Given request → Reproduce every record below exactly as written, leaving out any pictures.

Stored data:
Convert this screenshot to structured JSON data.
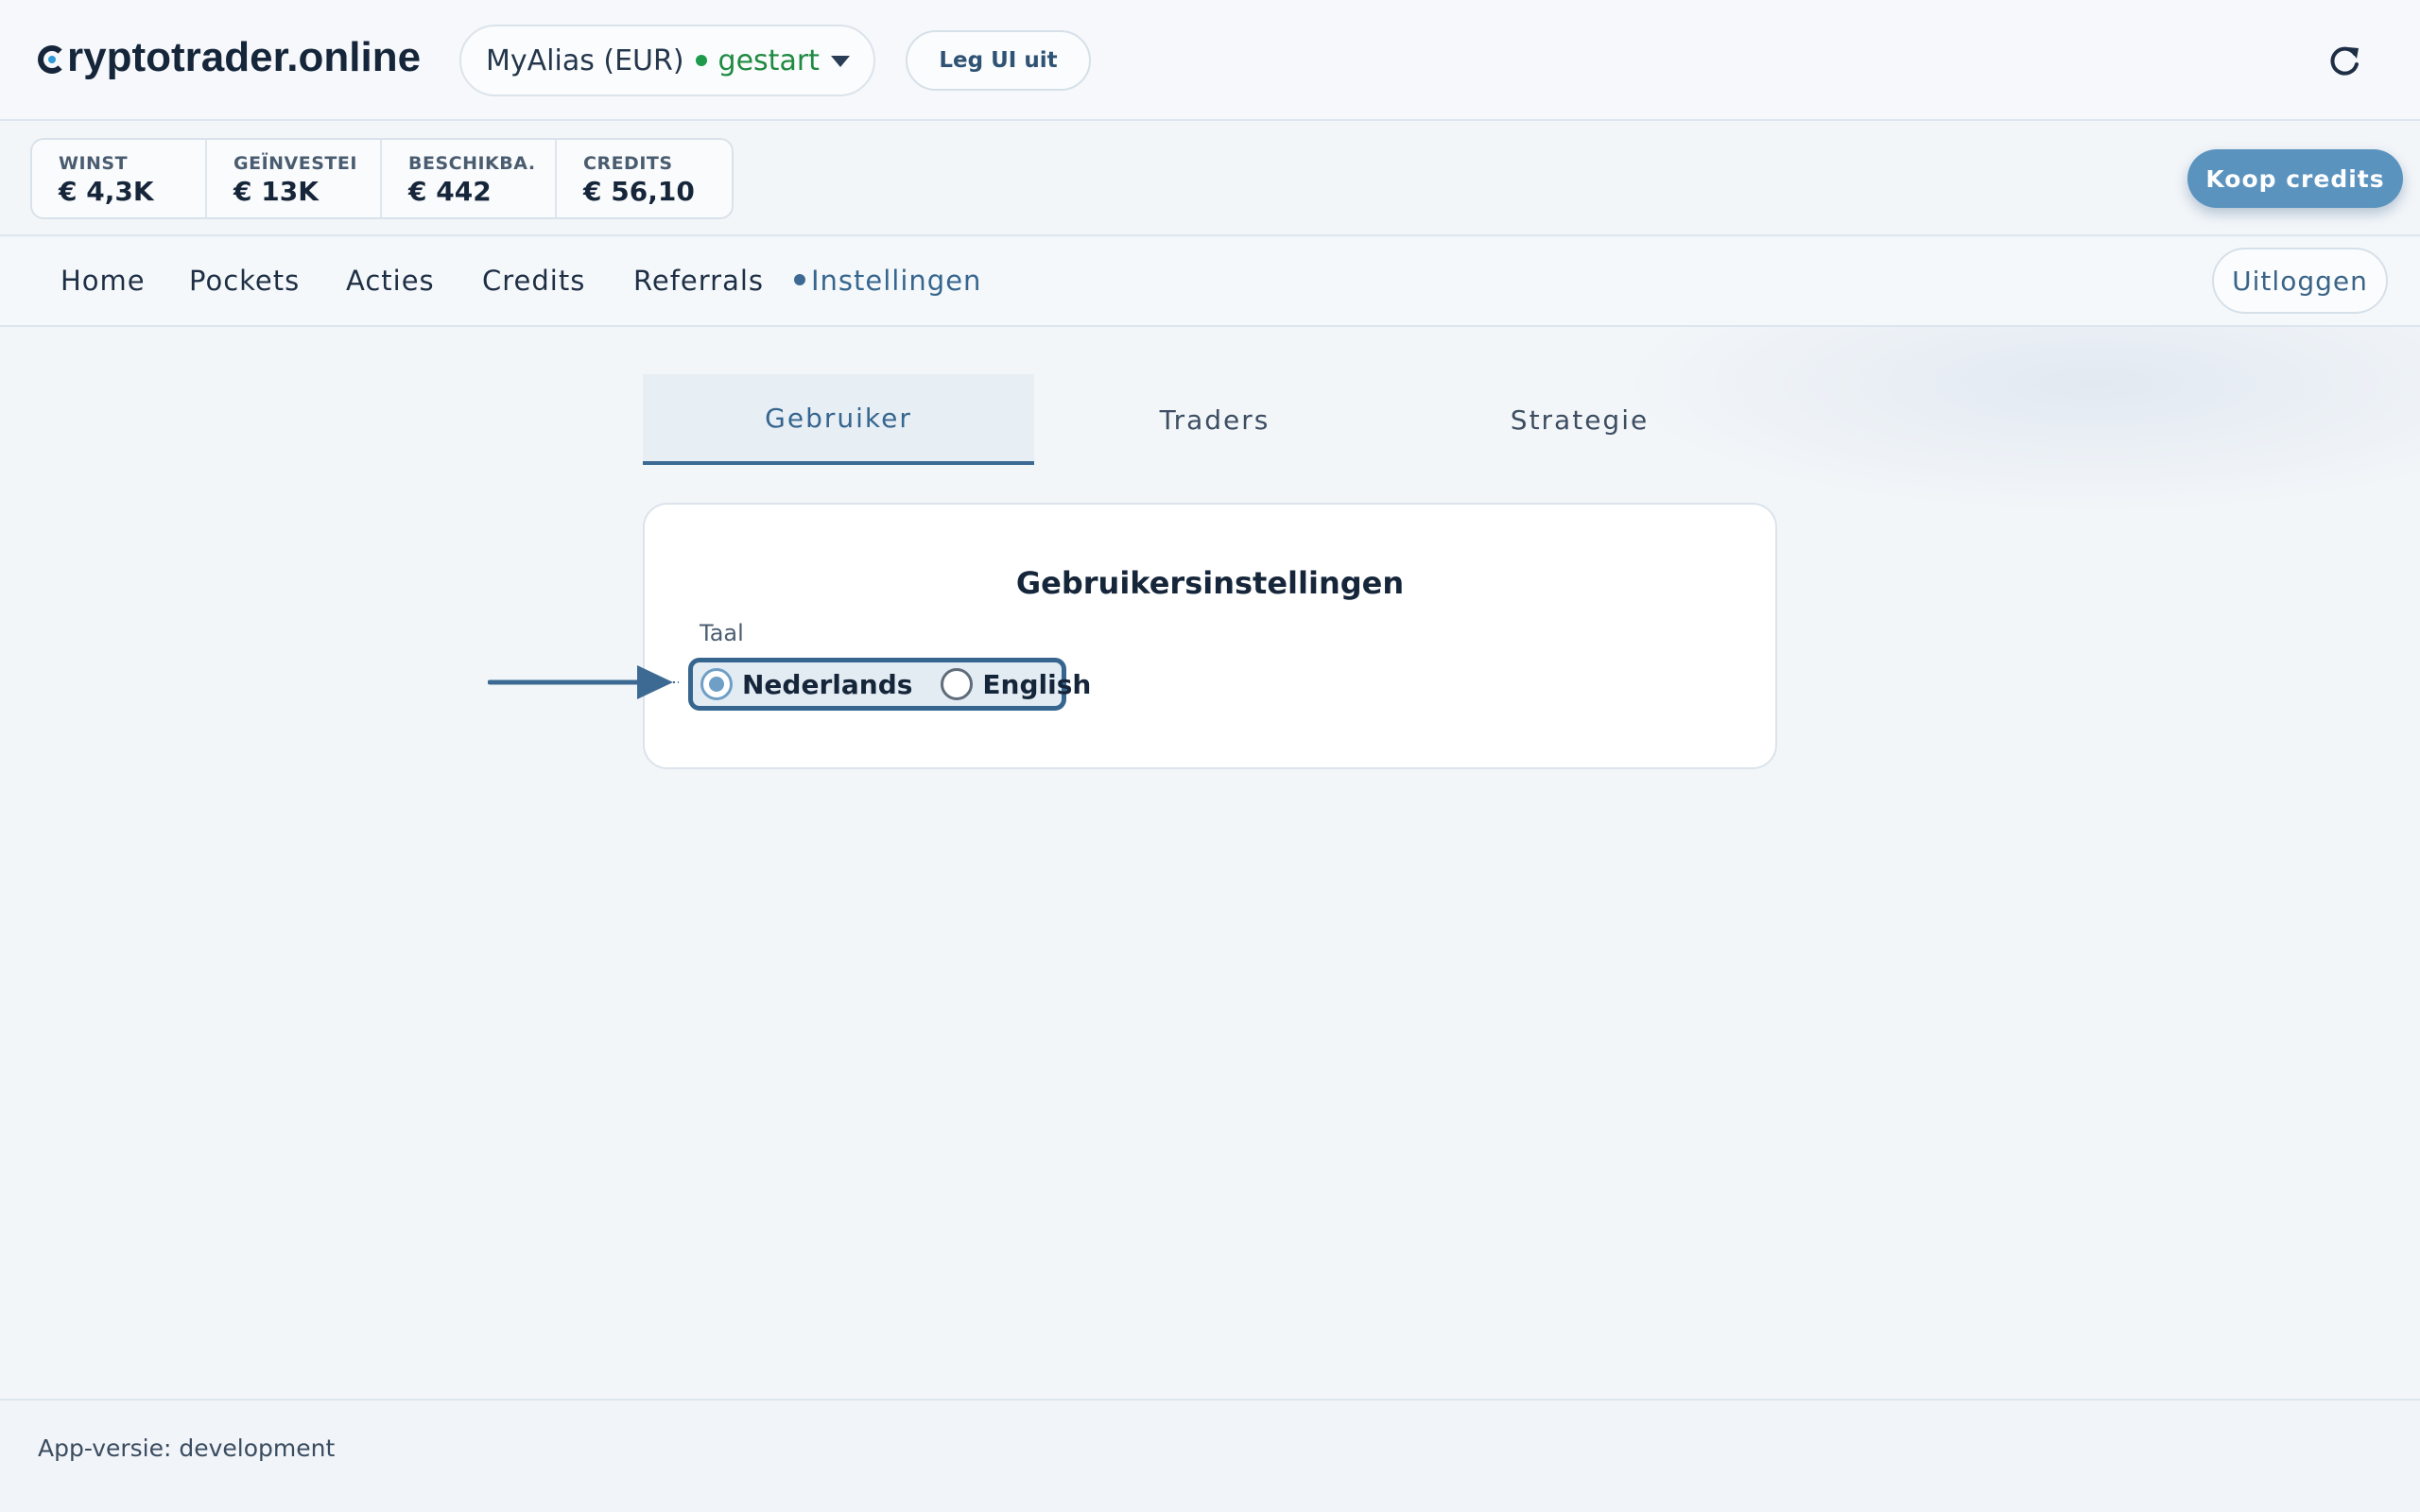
{
  "header": {
    "brand": "ryptotrader.online",
    "account": "MyAlias (EUR)",
    "status": "gestart",
    "explain_button": "Leg UI uit"
  },
  "stats": [
    {
      "label": "WINST",
      "value": "€ 4,3K"
    },
    {
      "label": "GEÏNVESTEI",
      "value": "€ 13K"
    },
    {
      "label": "BESCHIKBA.",
      "value": "€ 442"
    },
    {
      "label": "CREDITS",
      "value": "€ 56,10"
    }
  ],
  "buy_button": "Koop credits",
  "nav": {
    "items": [
      "Home",
      "Pockets",
      "Acties",
      "Credits",
      "Referrals",
      "Instellingen"
    ],
    "active": "Instellingen",
    "logout": "Uitloggen"
  },
  "tabs": [
    "Gebruiker",
    "Traders",
    "Strategie"
  ],
  "active_tab": "Gebruiker",
  "settings": {
    "title": "Gebruikersinstellingen",
    "language_label": "Taal",
    "options": [
      "Nederlands",
      "English"
    ],
    "selected": "Nederlands"
  },
  "footer": {
    "version": "App-versie: development"
  },
  "colors": {
    "accent": "#36668f",
    "status_green": "#1f8a41",
    "buy_button": "#5b93bf"
  }
}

Solved problem →
Convert this screenshot to structured JSON data.
{
  "header": {
    "brand": "ryptotrader.online",
    "account": "MyAlias (EUR)",
    "status": "gestart",
    "explain_button": "Leg UI uit"
  },
  "stats": [
    {
      "label": "WINST",
      "value": "€ 4,3K"
    },
    {
      "label": "GEÏNVESTEI",
      "value": "€ 13K"
    },
    {
      "label": "BESCHIKBA.",
      "value": "€ 442"
    },
    {
      "label": "CREDITS",
      "value": "€ 56,10"
    }
  ],
  "buy_button": "Koop credits",
  "nav": {
    "items": [
      "Home",
      "Pockets",
      "Acties",
      "Credits",
      "Referrals",
      "Instellingen"
    ],
    "active": "Instellingen",
    "logout": "Uitloggen"
  },
  "tabs": [
    "Gebruiker",
    "Traders",
    "Strategie"
  ],
  "active_tab": "Gebruiker",
  "settings": {
    "title": "Gebruikersinstellingen",
    "language_label": "Taal",
    "options": [
      "Nederlands",
      "English"
    ],
    "selected": "Nederlands"
  },
  "footer": {
    "version": "App-versie: development"
  },
  "colors": {
    "accent": "#36668f",
    "status_green": "#1f8a41",
    "buy_button": "#5b93bf"
  }
}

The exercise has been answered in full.